§ **Directions for this task**:
Spot each line in the records below where the word "Statistics" occurs, then copy it.

## START Records for processing

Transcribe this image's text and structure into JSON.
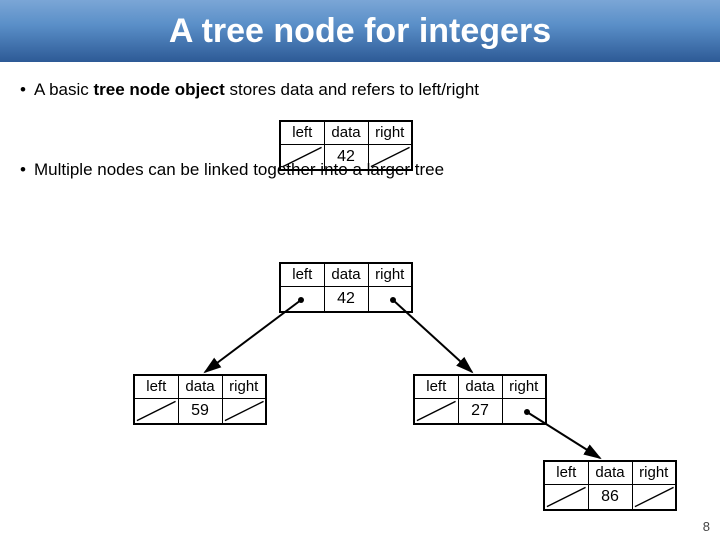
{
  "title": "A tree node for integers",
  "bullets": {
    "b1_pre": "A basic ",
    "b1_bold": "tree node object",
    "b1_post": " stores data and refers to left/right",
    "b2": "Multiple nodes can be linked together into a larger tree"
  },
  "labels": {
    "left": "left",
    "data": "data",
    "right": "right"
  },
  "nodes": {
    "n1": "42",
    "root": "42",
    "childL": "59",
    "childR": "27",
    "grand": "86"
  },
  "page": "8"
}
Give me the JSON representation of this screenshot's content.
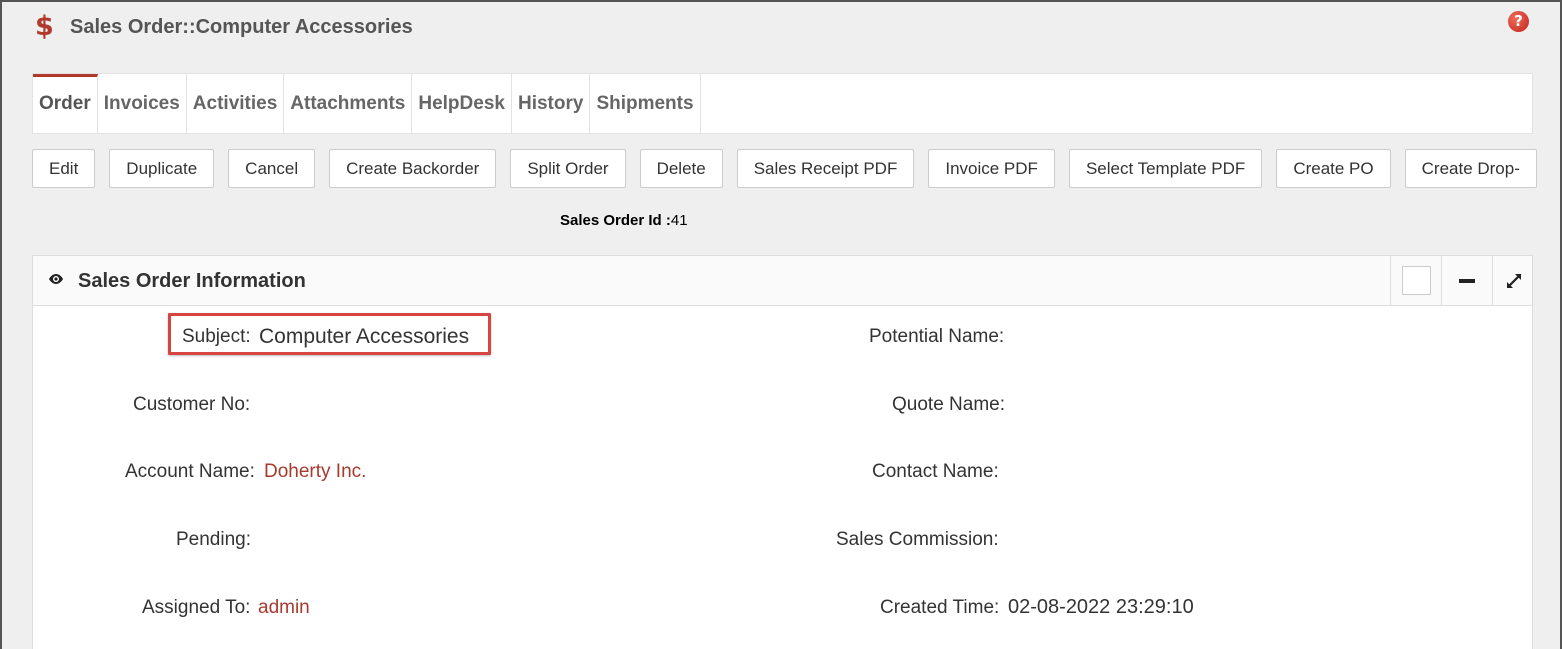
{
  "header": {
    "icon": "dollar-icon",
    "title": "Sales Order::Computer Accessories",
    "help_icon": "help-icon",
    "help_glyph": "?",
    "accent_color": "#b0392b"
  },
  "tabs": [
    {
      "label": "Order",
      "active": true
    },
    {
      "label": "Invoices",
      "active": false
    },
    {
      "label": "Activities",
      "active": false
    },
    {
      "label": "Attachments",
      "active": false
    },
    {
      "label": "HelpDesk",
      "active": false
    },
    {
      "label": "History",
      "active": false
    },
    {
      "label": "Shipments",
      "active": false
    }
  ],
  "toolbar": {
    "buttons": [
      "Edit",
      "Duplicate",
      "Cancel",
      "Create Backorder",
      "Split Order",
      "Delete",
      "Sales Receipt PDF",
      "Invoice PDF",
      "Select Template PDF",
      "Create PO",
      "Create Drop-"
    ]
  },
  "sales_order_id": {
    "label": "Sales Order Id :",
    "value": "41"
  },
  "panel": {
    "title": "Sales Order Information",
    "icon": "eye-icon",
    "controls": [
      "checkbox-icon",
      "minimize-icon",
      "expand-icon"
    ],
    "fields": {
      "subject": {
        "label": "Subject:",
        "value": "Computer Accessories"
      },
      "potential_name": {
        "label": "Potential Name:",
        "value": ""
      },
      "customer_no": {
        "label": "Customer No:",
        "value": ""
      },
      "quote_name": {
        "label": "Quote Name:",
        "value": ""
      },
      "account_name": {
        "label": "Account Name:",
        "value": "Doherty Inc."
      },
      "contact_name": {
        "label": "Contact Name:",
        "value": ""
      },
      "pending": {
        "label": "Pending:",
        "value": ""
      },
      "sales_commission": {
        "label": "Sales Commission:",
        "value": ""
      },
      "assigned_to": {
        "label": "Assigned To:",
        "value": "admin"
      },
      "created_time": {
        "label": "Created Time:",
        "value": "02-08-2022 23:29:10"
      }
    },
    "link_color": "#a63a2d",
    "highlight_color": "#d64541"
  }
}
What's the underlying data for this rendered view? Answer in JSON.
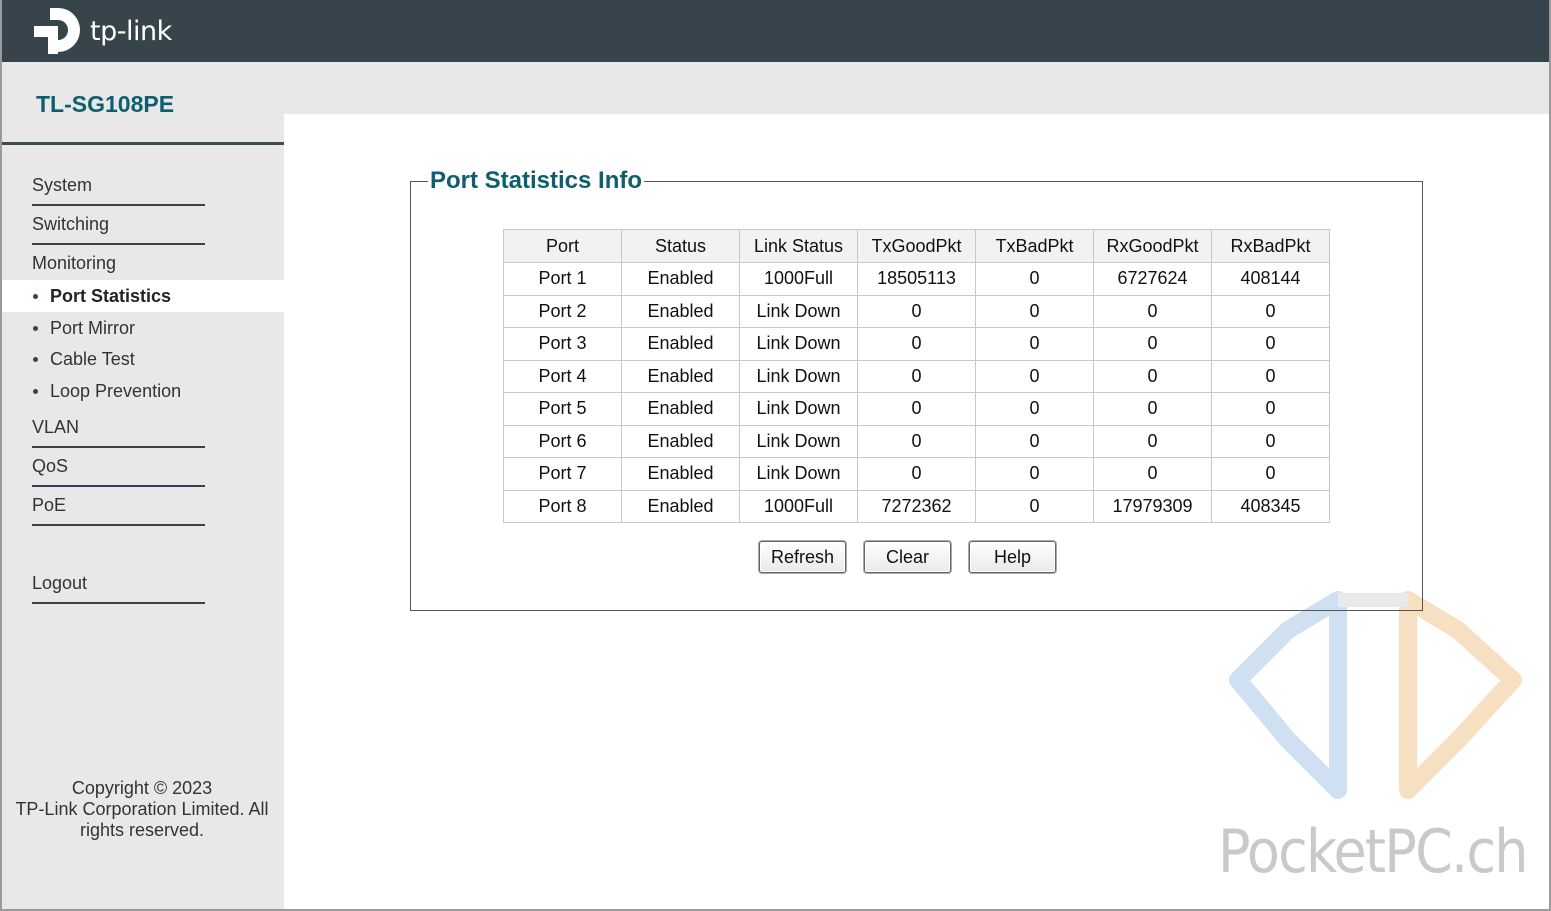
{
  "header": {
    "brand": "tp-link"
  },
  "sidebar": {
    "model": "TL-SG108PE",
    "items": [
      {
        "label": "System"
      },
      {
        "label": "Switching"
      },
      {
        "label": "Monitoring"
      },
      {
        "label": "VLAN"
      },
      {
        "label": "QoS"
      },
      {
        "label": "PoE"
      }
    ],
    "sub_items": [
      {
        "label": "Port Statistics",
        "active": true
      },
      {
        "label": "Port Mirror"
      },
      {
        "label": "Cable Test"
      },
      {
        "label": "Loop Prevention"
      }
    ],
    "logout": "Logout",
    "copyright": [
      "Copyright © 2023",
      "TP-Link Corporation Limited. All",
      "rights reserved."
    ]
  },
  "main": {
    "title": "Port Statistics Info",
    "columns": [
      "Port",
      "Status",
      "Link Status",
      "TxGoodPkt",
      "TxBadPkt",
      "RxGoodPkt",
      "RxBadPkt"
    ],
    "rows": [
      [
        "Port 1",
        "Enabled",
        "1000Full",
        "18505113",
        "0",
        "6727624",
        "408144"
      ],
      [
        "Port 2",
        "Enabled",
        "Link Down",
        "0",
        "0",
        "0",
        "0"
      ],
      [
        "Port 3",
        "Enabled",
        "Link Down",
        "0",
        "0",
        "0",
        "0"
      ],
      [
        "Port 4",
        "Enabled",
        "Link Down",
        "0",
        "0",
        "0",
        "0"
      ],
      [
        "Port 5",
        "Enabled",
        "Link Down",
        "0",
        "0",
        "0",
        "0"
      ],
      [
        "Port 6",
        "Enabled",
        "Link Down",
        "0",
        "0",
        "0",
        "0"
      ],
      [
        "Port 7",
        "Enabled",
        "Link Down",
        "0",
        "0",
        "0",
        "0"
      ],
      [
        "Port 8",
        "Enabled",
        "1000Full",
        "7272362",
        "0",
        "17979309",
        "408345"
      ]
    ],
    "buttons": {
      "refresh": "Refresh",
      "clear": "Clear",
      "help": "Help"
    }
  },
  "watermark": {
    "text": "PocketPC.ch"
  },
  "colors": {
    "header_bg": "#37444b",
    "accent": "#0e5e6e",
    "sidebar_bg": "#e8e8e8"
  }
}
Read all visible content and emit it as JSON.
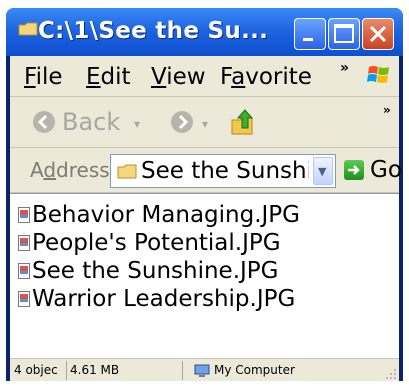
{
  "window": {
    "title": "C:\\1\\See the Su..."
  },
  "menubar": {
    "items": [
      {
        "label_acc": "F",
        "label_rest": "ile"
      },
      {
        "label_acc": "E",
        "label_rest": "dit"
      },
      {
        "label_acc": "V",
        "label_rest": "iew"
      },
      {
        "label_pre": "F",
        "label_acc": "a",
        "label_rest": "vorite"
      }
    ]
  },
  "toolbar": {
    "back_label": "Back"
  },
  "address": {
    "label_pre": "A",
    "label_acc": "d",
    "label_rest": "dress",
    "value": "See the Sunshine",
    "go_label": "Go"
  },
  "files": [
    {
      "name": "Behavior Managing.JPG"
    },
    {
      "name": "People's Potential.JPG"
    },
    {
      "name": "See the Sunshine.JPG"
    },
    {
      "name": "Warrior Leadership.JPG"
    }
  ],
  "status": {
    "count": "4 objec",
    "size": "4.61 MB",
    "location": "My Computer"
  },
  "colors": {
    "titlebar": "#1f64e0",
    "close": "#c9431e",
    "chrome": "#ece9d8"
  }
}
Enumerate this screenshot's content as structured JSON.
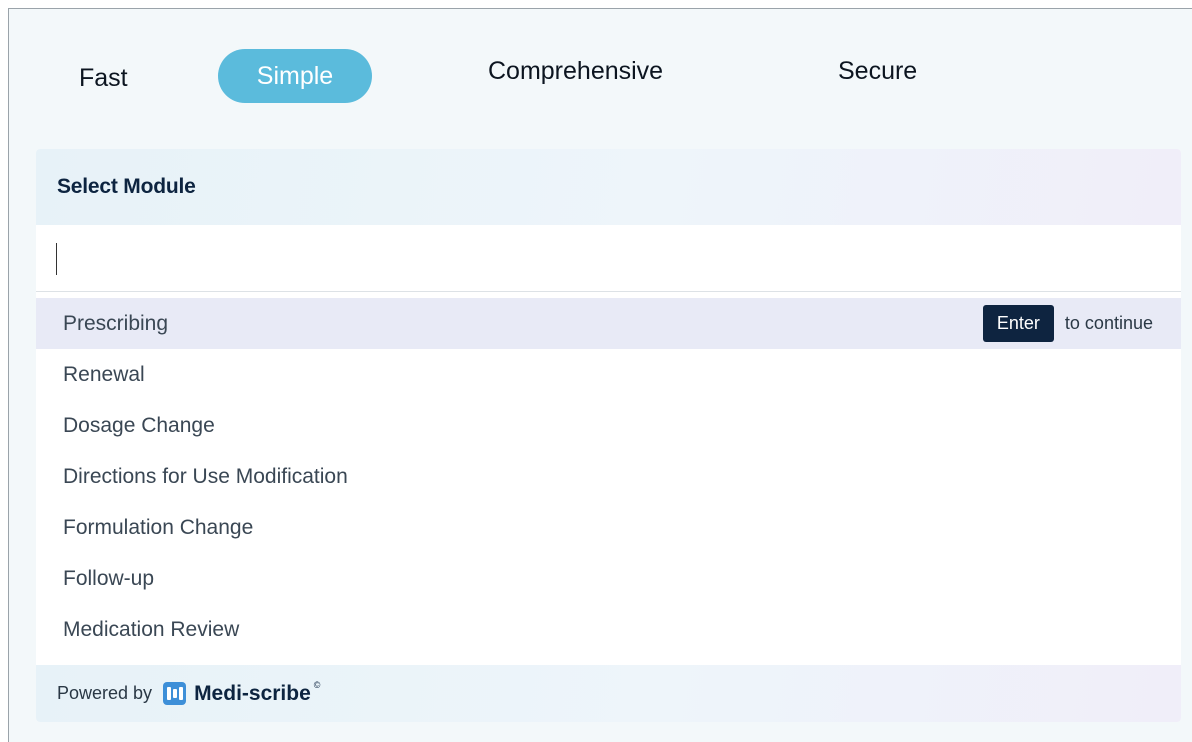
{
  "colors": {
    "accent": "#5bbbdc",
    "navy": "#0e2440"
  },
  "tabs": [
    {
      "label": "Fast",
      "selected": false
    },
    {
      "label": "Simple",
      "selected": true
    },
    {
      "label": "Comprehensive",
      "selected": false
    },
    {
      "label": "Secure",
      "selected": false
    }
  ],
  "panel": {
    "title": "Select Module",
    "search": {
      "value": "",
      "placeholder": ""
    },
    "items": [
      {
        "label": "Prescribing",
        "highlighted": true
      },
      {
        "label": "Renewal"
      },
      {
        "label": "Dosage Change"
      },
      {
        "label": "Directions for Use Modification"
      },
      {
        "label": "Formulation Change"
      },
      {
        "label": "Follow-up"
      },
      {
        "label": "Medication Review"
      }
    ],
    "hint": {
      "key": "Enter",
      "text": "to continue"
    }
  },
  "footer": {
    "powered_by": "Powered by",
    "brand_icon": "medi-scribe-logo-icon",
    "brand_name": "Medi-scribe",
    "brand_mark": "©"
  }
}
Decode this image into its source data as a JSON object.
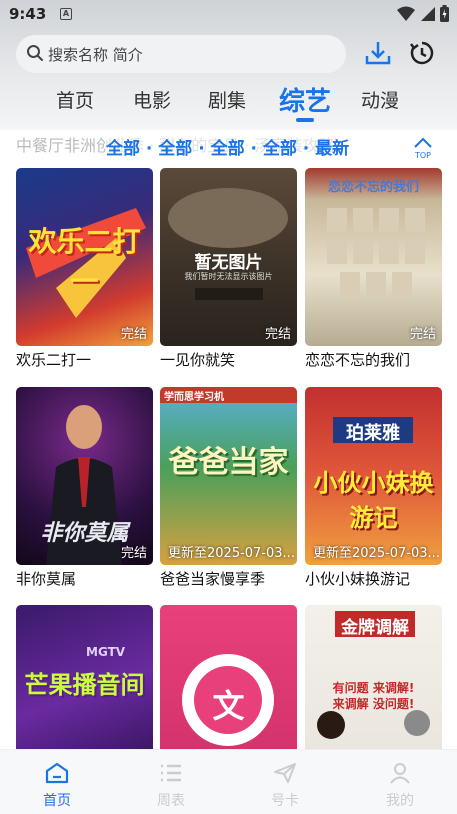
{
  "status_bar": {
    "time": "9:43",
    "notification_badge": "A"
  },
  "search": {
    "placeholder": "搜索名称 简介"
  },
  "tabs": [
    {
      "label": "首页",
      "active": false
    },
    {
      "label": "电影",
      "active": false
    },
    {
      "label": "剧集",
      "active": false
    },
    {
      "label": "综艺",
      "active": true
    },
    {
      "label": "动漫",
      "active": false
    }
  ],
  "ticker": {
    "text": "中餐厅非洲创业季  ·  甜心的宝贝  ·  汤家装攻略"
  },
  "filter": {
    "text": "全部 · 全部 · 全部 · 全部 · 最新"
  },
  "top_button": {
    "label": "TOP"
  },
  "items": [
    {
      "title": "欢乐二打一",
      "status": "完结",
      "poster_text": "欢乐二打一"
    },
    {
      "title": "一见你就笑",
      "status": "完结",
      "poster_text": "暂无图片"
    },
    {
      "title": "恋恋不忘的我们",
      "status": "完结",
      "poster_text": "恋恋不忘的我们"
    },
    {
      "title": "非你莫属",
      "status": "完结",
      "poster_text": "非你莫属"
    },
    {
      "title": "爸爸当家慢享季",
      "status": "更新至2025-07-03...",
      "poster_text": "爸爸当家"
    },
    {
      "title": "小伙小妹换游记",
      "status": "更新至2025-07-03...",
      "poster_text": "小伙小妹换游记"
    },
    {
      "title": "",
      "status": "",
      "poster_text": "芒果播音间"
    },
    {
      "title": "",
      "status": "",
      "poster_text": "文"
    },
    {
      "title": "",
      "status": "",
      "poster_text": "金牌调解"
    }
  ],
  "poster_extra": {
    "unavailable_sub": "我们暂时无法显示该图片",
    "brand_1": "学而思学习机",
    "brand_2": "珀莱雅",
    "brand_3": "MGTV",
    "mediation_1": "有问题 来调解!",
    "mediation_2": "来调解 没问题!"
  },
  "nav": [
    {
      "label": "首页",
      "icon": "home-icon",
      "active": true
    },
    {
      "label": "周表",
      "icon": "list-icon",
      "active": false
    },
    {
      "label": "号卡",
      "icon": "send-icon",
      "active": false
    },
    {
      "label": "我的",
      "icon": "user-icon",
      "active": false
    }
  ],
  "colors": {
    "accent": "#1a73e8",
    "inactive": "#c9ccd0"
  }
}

## END Records for processing

§ **Response to this exercise**:
        "label": "Port Statistics",
    "title": "Port Statistics Info",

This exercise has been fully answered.